● **Work to be completed**
In the entries that follow, find the word "heeft" and report each line it is on.
══════════
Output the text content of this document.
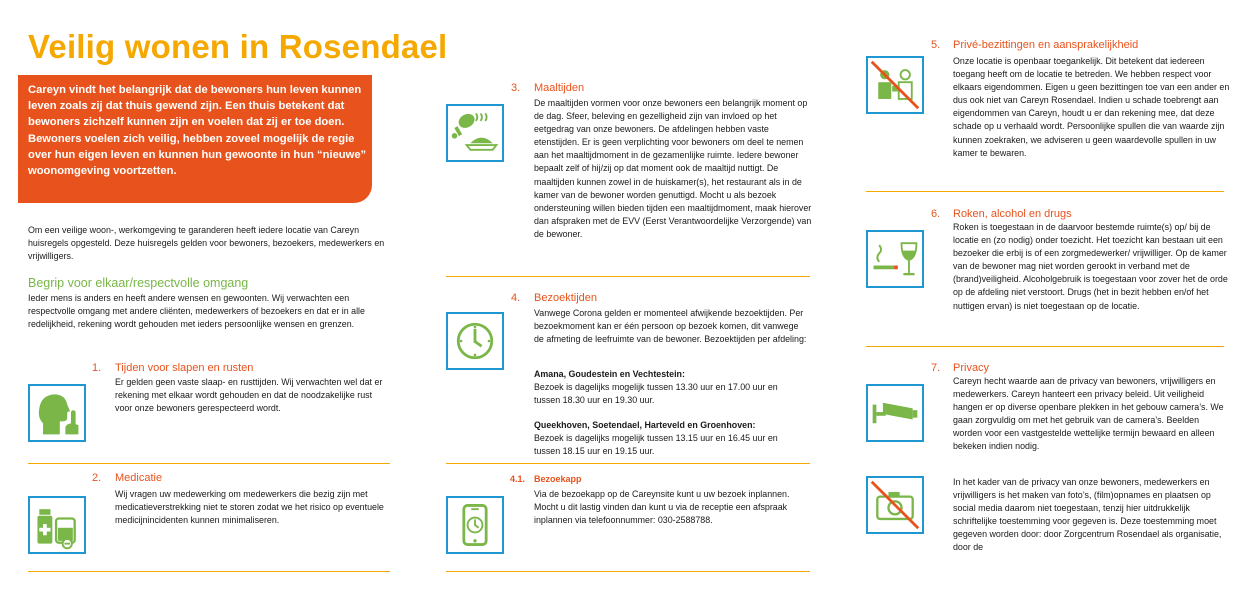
Veilig wonen in Rosendael
Careyn vindt het belangrijk dat de bewoners hun leven kunnen leven zoals zij dat thuis gewend zijn. Een thuis betekent dat bewoners zichzelf kunnen zijn en voelen dat zij er toe doen. Bewoners voelen zich veilig, hebben zoveel mogelijk de regie over hun eigen leven en kunnen hun gewoonte in hun “nieuwe” woonomgeving voortzetten.
Om een veilige woon-, werkomgeving te garanderen heeft iedere locatie van Careyn huisregels opgesteld. Deze huisregels gelden voor bewoners, bezoekers, medewerkers en vrijwilligers.
Begrip voor elkaar/respectvolle omgang
Ieder mens is anders en heeft andere wensen en gewoonten. Wij verwachten een respectvolle omgang met andere cliënten, medewerkers of bezoekers en dat er in alle redelijkheid, rekening wordt gehouden met ieders persoonlijke wensen en grenzen.
1. Tijden voor slapen en rusten
Er gelden geen vaste slaap- en rusttijden. Wij verwachten wel dat er rekening met elkaar wordt gehouden en dat de noodzakelijke rust voor onze bewoners gerespecteerd wordt.
2. Medicatie
Wij vragen uw medewerking om medewerkers die bezig zijn met medicatieverstrekking niet te storen zodat we het risico op eventuele medicijnincidenten kunnen minimaliseren.
3. Maaltijden
De maaltijden vormen voor onze bewoners een belangrijk moment op de dag. Sfeer, beleving en gezelligheid zijn van invloed op het eetgedrag van onze bewoners. De afdelingen hebben vaste etenstijden. Er is geen verplichting voor bewoners om deel te nemen aan het maaltijdmoment in de gezamenlijke ruimte. Iedere bewoner bepaalt zelf of hij/zij op dat moment ook de maaltijd nuttigt. De maaltijden kunnen zowel in de huiskamer(s), het restaurant als in de kamer van de bewoner worden genuttigd. Mocht u als bezoek ondersteuning willen bieden tijden een maaltijdmoment, maak hierover dan afspraken met de EVV (Eerst Verantwoordelijke Verzorgende) van de bewoner.
4. Bezoektijden
Vanwege Corona gelden er momenteel afwijkende bezoektijden. Per bezoekmoment kan er één persoon op bezoek komen, dit vanwege de afmeting de leefruimte van de bewoner. Bezoektijden per afdeling:
Amana, Goudestein en Vechtestein:
Bezoek is dagelijks mogelijk tussen 13.30 uur en 17.00 uur en tussen 18.30 uur en 19.30 uur.
Queekhoven, Soetendael, Harteveld en Groenhoven:
Bezoek is dagelijks mogelijk tussen 13.15 uur en 16.45 uur en tussen 18.15 uur en 19.15 uur.
4.1. Bezoekapp
Via de bezoekapp op de Careynsite kunt u uw bezoek inplannen. Mocht u dit lastig vinden dan kunt u via de receptie een afspraak inplannen via telefoonnummer: 030-2588788.
5. Privé-bezittingen en aansprakelijkheid
Onze locatie is openbaar toegankelijk. Dit betekent dat iedereen toegang heeft om de locatie te betreden. We hebben respect voor elkaars eigendommen. Eigen u geen bezittingen toe van een ander en dus ook niet van Careyn Rosendael. Indien u schade toebrengt aan eigendommen van Careyn, houdt u er dan rekening mee, dat deze schade op u verhaald wordt. Persoonlijke spullen die van waarde zijn kunnen zoekraken, we adviseren u geen waardevolle spullen in uw kamer te bewaren.
6. Roken, alcohol en drugs
Roken is toegestaan in de daarvoor bestemde ruimte(s) op/ bij de locatie en (zo nodig) onder toezicht. Het toezicht kan bestaan uit een bezoeker die erbij is of een zorgmedewerker/ vrijwilliger. Op de kamer van de bewoner mag niet worden gerookt in verband met de (brand)veiligheid. Alcoholgebruik is toegestaan voor zover het de orde op de afdeling niet verstoort. Drugs (het in bezit hebben en/of het nuttigen ervan) is niet toegestaan op de locatie.
7. Privacy
Careyn hecht waarde aan de privacy van bewoners, vrijwilligers en medewerkers. Careyn hanteert een privacy beleid. Uit veiligheid hangen er op diverse openbare plekken in het gebouw camera’s. We gaan zorgvuldig om met het gebruik van de camera’s. Beelden worden voor een vastgestelde wettelijke termijn bewaard en alleen bekeken indien nodig.
In het kader van de privacy van onze bewoners, medewerkers en vrijwilligers is het maken van foto’s, (film)opnames en plaatsen op social media daarom niet toegestaan, tenzij hier uitdrukkelijk schriftelijke toestemming voor gegeven is. Deze toestemming moet gegeven worden door: door Zorgcentrum Rosendael als organisatie, door de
══════════
● **Solution for this task**
Om een veilige woon-, werkomgeving te garanderen heeft iedere locatie van Careyn huisregels opgesteld. Deze huisregels gelden voor bewoners, bezoekers, medewerkers en vrijwilligers.
Ieder mens is anders en heeft andere wensen en gewoonten. Wij verwachten een respectvolle omgang met andere cliënten, medewerkers of bezoekers en dat er in alle redelijkheid, rekening wordt gehouden met ieders persoonlijke wensen en grenzen.
Onze locatie is openbaar toegankelijk. Dit betekent dat iedereen toegang heeft om de locatie te betreden. We hebben respect voor elkaars eigendommen. Eigen u geen bezittingen toe van een ander en dus ook niet van Careyn Rosendael. Indien u schade toebrengt aan eigendommen van Careyn, houdt u er dan rekening mee, dat deze schade op u verhaald wordt. Persoonlijke spullen die van waarde zijn kunnen zoekraken, we adviseren u geen waardevolle spullen in uw kamer te bewaren.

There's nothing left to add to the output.